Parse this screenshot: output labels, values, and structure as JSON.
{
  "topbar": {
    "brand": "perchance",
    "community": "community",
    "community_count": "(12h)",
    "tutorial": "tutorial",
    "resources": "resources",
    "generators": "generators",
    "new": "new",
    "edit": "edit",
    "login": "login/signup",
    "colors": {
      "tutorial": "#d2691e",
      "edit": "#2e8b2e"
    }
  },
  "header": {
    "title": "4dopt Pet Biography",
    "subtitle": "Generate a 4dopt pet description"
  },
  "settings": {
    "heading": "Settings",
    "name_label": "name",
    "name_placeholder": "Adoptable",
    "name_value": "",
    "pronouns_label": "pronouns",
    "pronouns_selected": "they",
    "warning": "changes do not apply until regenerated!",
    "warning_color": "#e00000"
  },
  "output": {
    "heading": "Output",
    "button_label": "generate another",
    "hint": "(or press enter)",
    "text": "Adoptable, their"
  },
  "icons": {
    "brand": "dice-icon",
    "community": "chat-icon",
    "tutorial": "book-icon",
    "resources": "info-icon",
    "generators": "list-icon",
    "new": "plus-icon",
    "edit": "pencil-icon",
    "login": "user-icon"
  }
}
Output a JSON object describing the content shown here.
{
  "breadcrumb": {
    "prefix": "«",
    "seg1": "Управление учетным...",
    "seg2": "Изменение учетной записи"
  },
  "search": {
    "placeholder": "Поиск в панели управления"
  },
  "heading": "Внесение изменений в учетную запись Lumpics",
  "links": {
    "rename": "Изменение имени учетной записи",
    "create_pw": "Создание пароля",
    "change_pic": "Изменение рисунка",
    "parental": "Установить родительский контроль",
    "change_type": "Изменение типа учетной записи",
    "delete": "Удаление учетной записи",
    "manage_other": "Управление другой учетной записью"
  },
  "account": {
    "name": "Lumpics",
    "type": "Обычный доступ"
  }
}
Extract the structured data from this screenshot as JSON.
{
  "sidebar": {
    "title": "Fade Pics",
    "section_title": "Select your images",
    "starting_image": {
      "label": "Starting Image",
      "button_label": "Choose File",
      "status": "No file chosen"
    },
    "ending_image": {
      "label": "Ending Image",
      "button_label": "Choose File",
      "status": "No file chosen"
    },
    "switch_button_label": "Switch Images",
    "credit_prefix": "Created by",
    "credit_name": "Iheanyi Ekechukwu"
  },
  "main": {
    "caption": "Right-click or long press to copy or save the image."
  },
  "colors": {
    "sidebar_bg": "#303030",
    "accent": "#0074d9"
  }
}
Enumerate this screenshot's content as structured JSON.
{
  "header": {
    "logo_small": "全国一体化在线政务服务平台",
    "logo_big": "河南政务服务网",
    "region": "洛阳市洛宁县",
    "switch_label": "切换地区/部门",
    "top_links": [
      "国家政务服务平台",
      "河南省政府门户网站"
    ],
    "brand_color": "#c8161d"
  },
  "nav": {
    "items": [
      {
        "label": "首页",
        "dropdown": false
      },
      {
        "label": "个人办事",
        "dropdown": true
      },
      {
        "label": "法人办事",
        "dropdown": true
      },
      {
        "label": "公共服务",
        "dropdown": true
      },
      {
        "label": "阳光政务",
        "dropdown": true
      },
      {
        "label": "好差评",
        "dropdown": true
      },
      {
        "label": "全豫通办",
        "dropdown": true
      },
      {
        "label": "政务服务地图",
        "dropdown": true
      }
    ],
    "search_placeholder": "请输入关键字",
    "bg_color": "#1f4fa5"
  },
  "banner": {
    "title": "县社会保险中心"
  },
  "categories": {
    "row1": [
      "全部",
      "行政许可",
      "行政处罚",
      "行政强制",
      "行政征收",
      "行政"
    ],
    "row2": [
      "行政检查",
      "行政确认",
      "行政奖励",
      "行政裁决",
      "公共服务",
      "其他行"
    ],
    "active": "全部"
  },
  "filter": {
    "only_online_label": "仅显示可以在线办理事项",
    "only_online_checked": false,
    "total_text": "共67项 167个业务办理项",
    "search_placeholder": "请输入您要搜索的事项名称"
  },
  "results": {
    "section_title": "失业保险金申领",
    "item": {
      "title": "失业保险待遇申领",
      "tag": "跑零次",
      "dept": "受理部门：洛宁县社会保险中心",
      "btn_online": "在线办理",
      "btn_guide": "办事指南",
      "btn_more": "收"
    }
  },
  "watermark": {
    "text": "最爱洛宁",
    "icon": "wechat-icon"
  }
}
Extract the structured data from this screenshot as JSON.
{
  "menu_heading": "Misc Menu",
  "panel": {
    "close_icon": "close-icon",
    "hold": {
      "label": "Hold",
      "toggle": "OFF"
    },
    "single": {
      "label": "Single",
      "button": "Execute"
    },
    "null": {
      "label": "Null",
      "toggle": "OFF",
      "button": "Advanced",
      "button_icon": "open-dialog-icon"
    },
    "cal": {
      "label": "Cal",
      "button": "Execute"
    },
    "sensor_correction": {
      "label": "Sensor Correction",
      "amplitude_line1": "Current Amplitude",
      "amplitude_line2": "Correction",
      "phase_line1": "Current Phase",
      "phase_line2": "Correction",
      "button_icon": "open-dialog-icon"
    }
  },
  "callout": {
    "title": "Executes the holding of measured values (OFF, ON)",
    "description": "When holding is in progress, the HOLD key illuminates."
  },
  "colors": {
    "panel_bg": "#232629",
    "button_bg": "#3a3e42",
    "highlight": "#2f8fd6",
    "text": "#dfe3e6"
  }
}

···

Given exercise:
Recopy the whole listing exactly.

Task response:
Parse this screenshot: output labels, values, and structure as JSON.
{
  "topbar": {
    "brand": "perchance",
    "community": "community",
    "community_count": "(12h)",
    "tutorial": "tutorial",
    "resources": "resources",
    "generators": "generators",
    "new": "new",
    "edit": "edit",
    "login": "login/signup",
    "colors": {
      "tutorial": "#d2691e",
      "edit": "#2e8b2e"
    }
  },
  "header": {
    "title": "4dopt Pet Biography",
    "subtitle": "Generate a 4dopt pet description"
  },
  "settings": {
    "heading": "Settings",
    "name_label": "name",
    "name_placeholder": "Adoptable",
    "name_value": "",
    "pronouns_label": "pronouns",
    "pronouns_selected": "they",
    "warning": "changes do not apply until regenerated!",
    "warning_color": "#e00000"
  },
  "output": {
    "heading": "Output",
    "button_label": "generate another",
    "hint": "(or press enter)",
    "text": "Adoptable, their"
  },
  "icons": {
    "brand": "dice-icon",
    "community": "chat-icon",
    "tutorial": "book-icon",
    "resources": "info-icon",
    "generators": "list-icon",
    "new": "plus-icon",
    "edit": "pencil-icon",
    "login": "user-icon"
  }
}
Output a JSON object describing the content shown here.
{
  "breadcrumb": {
    "prefix": "«",
    "seg1": "Управление учетным...",
    "seg2": "Изменение учетной записи"
  },
  "search": {
    "placeholder": "Поиск в панели управления"
  },
  "heading": "Внесение изменений в учетную запись Lumpics",
  "links": {
    "rename": "Изменение имени учетной записи",
    "create_pw": "Создание пароля",
    "change_pic": "Изменение рисунка",
    "parental": "Установить родительский контроль",
    "change_type": "Изменение типа учетной записи",
    "delete": "Удаление учетной записи",
    "manage_other": "Управление другой учетной записью"
  },
  "account": {
    "name": "Lumpics",
    "type": "Обычный доступ"
  }
}
Extract the structured data from this screenshot as JSON.
{
  "sidebar": {
    "title": "Fade Pics",
    "section_title": "Select your images",
    "starting_image": {
      "label": "Starting Image",
      "button_label": "Choose File",
      "status": "No file chosen"
    },
    "ending_image": {
      "label": "Ending Image",
      "button_label": "Choose File",
      "status": "No file chosen"
    },
    "switch_button_label": "Switch Images",
    "credit_prefix": "Created by",
    "credit_name": "Iheanyi Ekechukwu"
  },
  "main": {
    "caption": "Right-click or long press to copy or save the image."
  },
  "colors": {
    "sidebar_bg": "#303030",
    "accent": "#0074d9"
  }
}
Enumerate this screenshot's content as structured JSON.
{
  "header": {
    "logo_small": "全国一体化在线政务服务平台",
    "logo_big": "河南政务服务网",
    "region": "洛阳市洛宁县",
    "switch_label": "切换地区/部门",
    "top_links": [
      "国家政务服务平台",
      "河南省政府门户网站"
    ],
    "brand_color": "#c8161d"
  },
  "nav": {
    "items": [
      {
        "label": "首页",
        "dropdown": false
      },
      {
        "label": "个人办事",
        "dropdown": true
      },
      {
        "label": "法人办事",
        "dropdown": true
      },
      {
        "label": "公共服务",
        "dropdown": true
      },
      {
        "label": "阳光政务",
        "dropdown": true
      },
      {
        "label": "好差评",
        "dropdown": true
      },
      {
        "label": "全豫通办",
        "dropdown": true
      },
      {
        "label": "政务服务地图",
        "dropdown": true
      }
    ],
    "search_placeholder": "请输入关键字",
    "bg_color": "#1f4fa5"
  },
  "banner": {
    "title": "县社会保险中心"
  },
  "categories": {
    "row1": [
      "全部",
      "行政许可",
      "行政处罚",
      "行政强制",
      "行政征收",
      "行政"
    ],
    "row2": [
      "行政检查",
      "行政确认",
      "行政奖励",
      "行政裁决",
      "公共服务",
      "其他行"
    ],
    "active": "全部"
  },
  "filter": {
    "only_online_label": "仅显示可以在线办理事项",
    "only_online_checked": false,
    "total_text": "共67项 167个业务办理项",
    "search_placeholder": "请输入您要搜索的事项名称"
  },
  "results": {
    "section_title": "失业保险金申领",
    "item": {
      "title": "失业保险待遇申领",
      "tag": "跑零次",
      "dept": "受理部门：洛宁县社会保险中心",
      "btn_online": "在线办理",
      "btn_guide": "办事指南",
      "btn_more": "收"
    }
  },
  "watermark": {
    "text": "最爱洛宁",
    "icon": "wechat-icon"
  }
}
Extract the structured data from this screenshot as JSON.
{
  "menu_heading": "Misc Menu",
  "panel": {
    "close_icon": "close-icon",
    "hold": {
      "label": "Hold",
      "toggle": "OFF"
    },
    "single": {
      "label": "Single",
      "button": "Execute"
    },
    "null": {
      "label": "Null",
      "toggle": "OFF",
      "button": "Advanced",
      "button_icon": "open-dialog-icon"
    },
    "cal": {
      "label": "Cal",
      "button": "Execute"
    },
    "sensor_correction": {
      "label": "Sensor Correction",
      "amplitude_line1": "Current Amplitude",
      "amplitude_line2": "Correction",
      "phase_line1": "Current Phase",
      "phase_line2": "Correction",
      "button_icon": "open-dialog-icon"
    }
  },
  "callout": {
    "title": "Executes the holding of measured values (OFF, ON)",
    "description": "When holding is in progress, the HOLD key illuminates."
  },
  "colors": {
    "panel_bg": "#232629",
    "button_bg": "#3a3e42",
    "highlight": "#2f8fd6",
    "text": "#dfe3e6"
  }
}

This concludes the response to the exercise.